Given information.
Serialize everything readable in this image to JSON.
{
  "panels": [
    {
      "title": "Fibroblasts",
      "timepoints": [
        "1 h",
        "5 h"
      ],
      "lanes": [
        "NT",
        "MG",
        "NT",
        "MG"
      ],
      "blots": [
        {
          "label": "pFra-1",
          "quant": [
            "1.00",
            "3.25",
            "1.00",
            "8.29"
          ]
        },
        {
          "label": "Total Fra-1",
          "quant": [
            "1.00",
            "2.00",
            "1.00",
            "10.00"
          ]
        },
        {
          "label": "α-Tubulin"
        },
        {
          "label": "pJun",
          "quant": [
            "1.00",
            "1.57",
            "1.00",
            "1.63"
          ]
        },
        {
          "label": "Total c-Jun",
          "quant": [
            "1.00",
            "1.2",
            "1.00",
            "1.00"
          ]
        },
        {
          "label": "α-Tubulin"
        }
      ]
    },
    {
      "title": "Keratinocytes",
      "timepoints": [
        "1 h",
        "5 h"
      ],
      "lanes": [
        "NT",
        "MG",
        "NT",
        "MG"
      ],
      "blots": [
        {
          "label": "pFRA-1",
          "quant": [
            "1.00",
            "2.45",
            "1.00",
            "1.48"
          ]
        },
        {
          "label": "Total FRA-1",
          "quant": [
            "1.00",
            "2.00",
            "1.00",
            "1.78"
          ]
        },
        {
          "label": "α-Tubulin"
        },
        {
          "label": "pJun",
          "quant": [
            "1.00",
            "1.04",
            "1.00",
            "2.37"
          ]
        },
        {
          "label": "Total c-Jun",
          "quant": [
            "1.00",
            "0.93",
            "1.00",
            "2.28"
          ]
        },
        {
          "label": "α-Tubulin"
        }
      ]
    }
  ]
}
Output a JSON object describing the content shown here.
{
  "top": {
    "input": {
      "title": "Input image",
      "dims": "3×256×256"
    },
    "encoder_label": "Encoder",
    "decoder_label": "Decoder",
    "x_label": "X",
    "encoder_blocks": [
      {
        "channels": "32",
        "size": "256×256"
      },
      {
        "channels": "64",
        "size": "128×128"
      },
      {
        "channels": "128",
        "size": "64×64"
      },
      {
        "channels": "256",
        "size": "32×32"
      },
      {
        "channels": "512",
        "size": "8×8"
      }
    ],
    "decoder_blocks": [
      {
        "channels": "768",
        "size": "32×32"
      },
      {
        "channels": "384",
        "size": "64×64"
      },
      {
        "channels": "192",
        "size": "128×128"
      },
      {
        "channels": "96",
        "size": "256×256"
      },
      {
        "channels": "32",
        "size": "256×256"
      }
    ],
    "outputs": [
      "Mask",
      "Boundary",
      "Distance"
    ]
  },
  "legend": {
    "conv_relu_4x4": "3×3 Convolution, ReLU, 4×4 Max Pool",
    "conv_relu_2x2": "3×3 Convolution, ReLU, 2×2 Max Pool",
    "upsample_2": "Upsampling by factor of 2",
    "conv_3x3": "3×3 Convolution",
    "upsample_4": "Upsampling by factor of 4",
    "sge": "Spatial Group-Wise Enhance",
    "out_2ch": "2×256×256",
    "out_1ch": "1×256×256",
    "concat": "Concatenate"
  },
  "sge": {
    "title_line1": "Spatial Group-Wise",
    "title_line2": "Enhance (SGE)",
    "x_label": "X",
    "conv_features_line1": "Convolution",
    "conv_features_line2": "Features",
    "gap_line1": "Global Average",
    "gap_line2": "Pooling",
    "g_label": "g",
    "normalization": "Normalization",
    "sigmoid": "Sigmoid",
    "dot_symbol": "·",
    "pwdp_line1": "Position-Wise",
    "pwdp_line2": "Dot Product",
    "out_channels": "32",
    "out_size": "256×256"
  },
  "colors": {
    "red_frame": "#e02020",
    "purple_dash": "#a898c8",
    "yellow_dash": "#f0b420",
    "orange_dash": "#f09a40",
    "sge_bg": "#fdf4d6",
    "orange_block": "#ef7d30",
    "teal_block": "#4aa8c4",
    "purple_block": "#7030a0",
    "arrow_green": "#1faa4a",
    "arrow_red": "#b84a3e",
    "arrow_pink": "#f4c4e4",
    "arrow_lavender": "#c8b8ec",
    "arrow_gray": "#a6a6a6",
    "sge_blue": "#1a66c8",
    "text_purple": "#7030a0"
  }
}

Task statement. Set down the entries verbatim, leaving none out.

Full response.
Serialize everything readable in this image to JSON.
{
  "panels": [
    {
      "title": "Fibroblasts",
      "timepoints": [
        "1 h",
        "5 h"
      ],
      "lanes": [
        "NT",
        "MG",
        "NT",
        "MG"
      ],
      "blots": [
        {
          "label": "pFra-1",
          "quant": [
            "1.00",
            "3.25",
            "1.00",
            "8.29"
          ]
        },
        {
          "label": "Total Fra-1",
          "quant": [
            "1.00",
            "2.00",
            "1.00",
            "10.00"
          ]
        },
        {
          "label": "α-Tubulin"
        },
        {
          "label": "pJun",
          "quant": [
            "1.00",
            "1.57",
            "1.00",
            "1.63"
          ]
        },
        {
          "label": "Total c-Jun",
          "quant": [
            "1.00",
            "1.2",
            "1.00",
            "1.00"
          ]
        },
        {
          "label": "α-Tubulin"
        }
      ]
    },
    {
      "title": "Keratinocytes",
      "timepoints": [
        "1 h",
        "5 h"
      ],
      "lanes": [
        "NT",
        "MG",
        "NT",
        "MG"
      ],
      "blots": [
        {
          "label": "pFRA-1",
          "quant": [
            "1.00",
            "2.45",
            "1.00",
            "1.48"
          ]
        },
        {
          "label": "Total FRA-1",
          "quant": [
            "1.00",
            "2.00",
            "1.00",
            "1.78"
          ]
        },
        {
          "label": "α-Tubulin"
        },
        {
          "label": "pJun",
          "quant": [
            "1.00",
            "1.04",
            "1.00",
            "2.37"
          ]
        },
        {
          "label": "Total c-Jun",
          "quant": [
            "1.00",
            "0.93",
            "1.00",
            "2.28"
          ]
        },
        {
          "label": "α-Tubulin"
        }
      ]
    }
  ]
}
Output a JSON object describing the content shown here.
{
  "top": {
    "input": {
      "title": "Input image",
      "dims": "3×256×256"
    },
    "encoder_label": "Encoder",
    "decoder_label": "Decoder",
    "x_label": "X",
    "encoder_blocks": [
      {
        "channels": "32",
        "size": "256×256"
      },
      {
        "channels": "64",
        "size": "128×128"
      },
      {
        "channels": "128",
        "size": "64×64"
      },
      {
        "channels": "256",
        "size": "32×32"
      },
      {
        "channels": "512",
        "size": "8×8"
      }
    ],
    "decoder_blocks": [
      {
        "channels": "768",
        "size": "32×32"
      },
      {
        "channels": "384",
        "size": "64×64"
      },
      {
        "channels": "192",
        "size": "128×128"
      },
      {
        "channels": "96",
        "size": "256×256"
      },
      {
        "channels": "32",
        "size": "256×256"
      }
    ],
    "outputs": [
      "Mask",
      "Boundary",
      "Distance"
    ]
  },
  "legend": {
    "conv_relu_4x4": "3×3 Convolution, ReLU, 4×4 Max Pool",
    "conv_relu_2x2": "3×3 Convolution, ReLU, 2×2 Max Pool",
    "upsample_2": "Upsampling by factor of 2",
    "conv_3x3": "3×3 Convolution",
    "upsample_4": "Upsampling by factor of 4",
    "sge": "Spatial Group-Wise Enhance",
    "out_2ch": "2×256×256",
    "out_1ch": "1×256×256",
    "concat": "Concatenate"
  },
  "sge": {
    "title_line1": "Spatial Group-Wise",
    "title_line2": "Enhance (SGE)",
    "x_label": "X",
    "conv_features_line1": "Convolution",
    "conv_features_line2": "Features",
    "gap_line1": "Global Average",
    "gap_line2": "Pooling",
    "g_label": "g",
    "normalization": "Normalization",
    "sigmoid": "Sigmoid",
    "dot_symbol": "·",
    "pwdp_line1": "Position-Wise",
    "pwdp_line2": "Dot Product",
    "out_channels": "32",
    "out_size": "256×256"
  },
  "colors": {
    "red_frame": "#e02020",
    "purple_dash": "#a898c8",
    "yellow_dash": "#f0b420",
    "orange_dash": "#f09a40",
    "sge_bg": "#fdf4d6",
    "orange_block": "#ef7d30",
    "teal_block": "#4aa8c4",
    "purple_block": "#7030a0",
    "arrow_green": "#1faa4a",
    "arrow_red": "#b84a3e",
    "arrow_pink": "#f4c4e4",
    "arrow_lavender": "#c8b8ec",
    "arrow_gray": "#a6a6a6",
    "sge_blue": "#1a66c8",
    "text_purple": "#7030a0"
  }
}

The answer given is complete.